**Exercise brief**:
Each line that follows should be printed again exactly as it stands.

**Exercise materials**:
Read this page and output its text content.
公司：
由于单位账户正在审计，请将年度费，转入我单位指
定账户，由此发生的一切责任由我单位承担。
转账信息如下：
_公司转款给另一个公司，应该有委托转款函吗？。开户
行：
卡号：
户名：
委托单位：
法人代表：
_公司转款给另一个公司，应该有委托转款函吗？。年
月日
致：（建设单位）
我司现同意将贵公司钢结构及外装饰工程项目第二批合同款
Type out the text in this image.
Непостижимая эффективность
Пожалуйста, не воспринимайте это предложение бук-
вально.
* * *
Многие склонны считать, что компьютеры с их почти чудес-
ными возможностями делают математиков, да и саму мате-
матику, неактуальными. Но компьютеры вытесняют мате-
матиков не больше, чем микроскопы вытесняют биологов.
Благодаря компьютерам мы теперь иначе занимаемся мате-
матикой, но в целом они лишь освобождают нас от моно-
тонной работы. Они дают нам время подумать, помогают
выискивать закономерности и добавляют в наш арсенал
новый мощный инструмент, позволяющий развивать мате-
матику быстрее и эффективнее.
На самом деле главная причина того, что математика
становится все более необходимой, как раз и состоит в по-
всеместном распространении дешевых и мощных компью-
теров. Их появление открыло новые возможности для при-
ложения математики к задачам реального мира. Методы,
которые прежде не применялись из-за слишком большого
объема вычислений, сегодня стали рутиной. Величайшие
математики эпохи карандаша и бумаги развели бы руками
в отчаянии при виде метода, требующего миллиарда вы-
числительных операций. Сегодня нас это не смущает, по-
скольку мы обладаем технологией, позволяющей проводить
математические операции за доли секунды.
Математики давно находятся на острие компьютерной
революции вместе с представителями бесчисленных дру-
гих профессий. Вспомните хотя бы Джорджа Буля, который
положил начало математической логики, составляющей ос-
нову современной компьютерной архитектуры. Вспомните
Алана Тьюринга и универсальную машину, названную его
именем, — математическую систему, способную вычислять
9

**Task solution**:
Read this page and output its text content.
公司：
由于单位账户正在审计，请将年度费，转入我单位指
定账户，由此发生的一切责任由我单位承担。
转账信息如下：
_公司转款给另一个公司，应该有委托转款函吗？。开户
行：
卡号：
户名：
委托单位：
法人代表：
_公司转款给另一个公司，应该有委托转款函吗？。年
月日
致：（建设单位）
我司现同意将贵公司钢结构及外装饰工程项目第二批合同款
Type out the text in this image.
Непостижимая эффективность
Пожалуйста, не воспринимайте это предложение бук-
вально.
* * *
Многие склонны считать, что компьютеры с их почти чудес-
ными возможностями делают математиков, да и саму мате-
матику, неактуальными. Но компьютеры вытесняют мате-
матиков не больше, чем микроскопы вытесняют биологов.
Благодаря компьютерам мы теперь иначе занимаемся мате-
матикой, но в целом они лишь освобождают нас от моно-
тонной работы. Они дают нам время подумать, помогают
выискивать закономерности и добавляют в наш арсенал
новый мощный инструмент, позволяющий развивать мате-
матику быстрее и эффективнее.
На самом деле главная причина того, что математика
становится все более необходимой, как раз и состоит в по-
всеместном распространении дешевых и мощных компью-
теров. Их появление открыло новые возможности для при-
ложения математики к задачам реального мира. Методы,
которые прежде не применялись из-за слишком большого
объема вычислений, сегодня стали рутиной. Величайшие
математики эпохи карандаша и бумаги развели бы руками
в отчаянии при виде метода, требующего миллиарда вы-
числительных операций. Сегодня нас это не смущает, по-
скольку мы обладаем технологией, позволяющей проводить
математические операции за доли секунды.
Математики давно находятся на острие компьютерной
революции вместе с представителями бесчисленных дру-
гих профессий. Вспомните хотя бы Джорджа Буля, который
положил начало математической логики, составляющей ос-
нову современной компьютерной архитектуры. Вспомните
Алана Тьюринга и универсальную машину, названную его
именем, — математическую систему, способную вычислять
9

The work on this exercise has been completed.